**Goal:** Copy out all the lines in the records that include the word "name".

**Figure data in JSON:**
·····

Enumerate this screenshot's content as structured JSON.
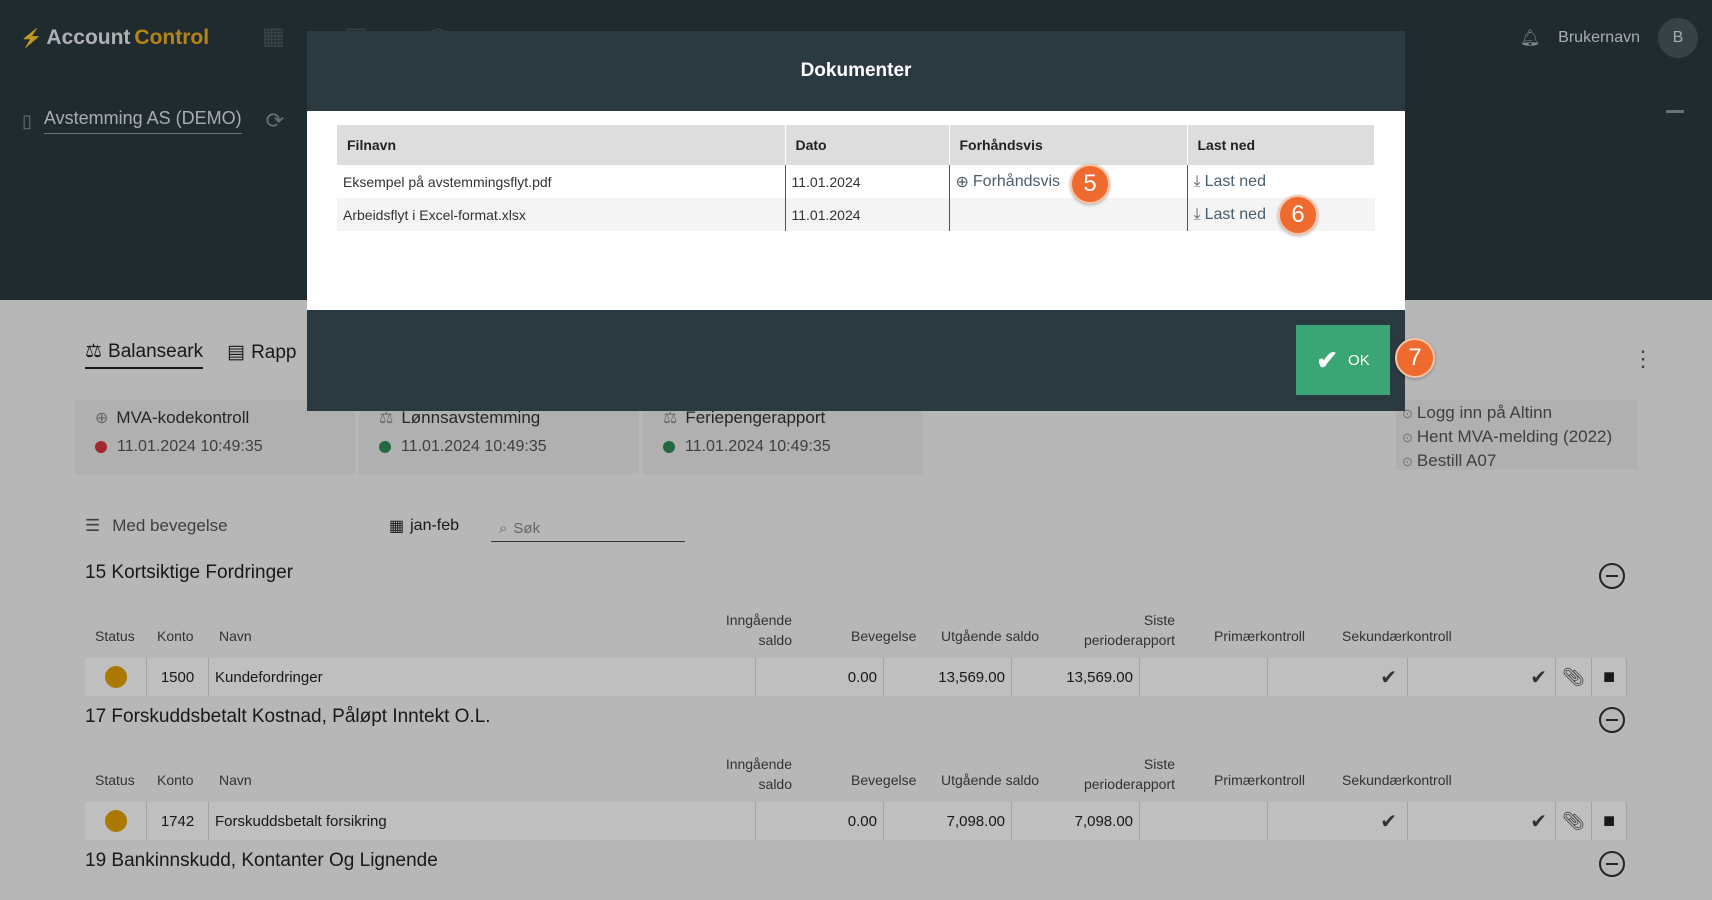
{
  "app": {
    "brand_part1": "Account",
    "brand_part2": "Control",
    "company": "Avstemming AS (DEMO)",
    "user": "Brukernavn",
    "avatar": "B"
  },
  "tabs": [
    {
      "label": "Balanseark",
      "icon": "scale-icon"
    },
    {
      "label": "Rapp",
      "icon": "report-icon"
    }
  ],
  "cards": [
    {
      "name": "MVA-kodekontroll",
      "date": "11.01.2024 10:49:35",
      "status_color": "#d9363e"
    },
    {
      "name": "Lønnsavstemming",
      "date": "11.01.2024 10:49:35",
      "status_color": "#2e8b57"
    },
    {
      "name": "Feriepengerapport",
      "date": "11.01.2024 10:49:35",
      "status_color": "#2e8b57"
    }
  ],
  "altinn": [
    "Logg inn på Altinn",
    "Hent MVA-melding (2022)",
    "Bestill A07"
  ],
  "filters": {
    "movement": "Med bevegelse",
    "period": "jan-feb",
    "search_placeholder": "Søk"
  },
  "table_headers": {
    "status": "Status",
    "konto": "Konto",
    "navn": "Navn",
    "inngaende1": "Inngående",
    "inngaende2": "saldo",
    "bevegelse": "Bevegelse",
    "utgaende": "Utgående saldo",
    "siste1": "Siste",
    "siste2": "perioderapport",
    "primar": "Primærkontroll",
    "sekundar": "Sekundærkontroll"
  },
  "sections": [
    {
      "title": "15 Kortsiktige Fordringer",
      "row": {
        "konto": "1500",
        "navn": "Kundefordringer",
        "inngaende": "0.00",
        "bevegelse": "13,569.00",
        "utgaende": "13,569.00"
      }
    },
    {
      "title": "17 Forskuddsbetalt Kostnad, Påløpt Inntekt O.L.",
      "row": {
        "konto": "1742",
        "navn": "Forskuddsbetalt forsikring",
        "inngaende": "0.00",
        "bevegelse": "7,098.00",
        "utgaende": "7,098.00"
      }
    },
    {
      "title": "19 Bankinnskudd, Kontanter Og Lignende"
    }
  ],
  "modal": {
    "title": "Dokumenter",
    "headers": {
      "filnavn": "Filnavn",
      "dato": "Dato",
      "forhandsvis": "Forhåndsvis",
      "last_ned": "Last ned"
    },
    "rows": [
      {
        "filnavn": "Eksempel på avstemmingsflyt.pdf",
        "dato": "11.01.2024",
        "forhandsvis": "Forhåndsvis",
        "last_ned": "Last ned"
      },
      {
        "filnavn": "Arbeidsflyt i Excel-format.xlsx",
        "dato": "11.01.2024",
        "forhandsvis": "",
        "last_ned": "Last ned"
      }
    ],
    "ok_label": "OK"
  },
  "badges": [
    "5",
    "6",
    "7"
  ]
}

·····

**Right answer:**
      "name": "MVA-kodekontroll",
      "name": "Lønnsavstemming",
      "name": "Feriepengerapport",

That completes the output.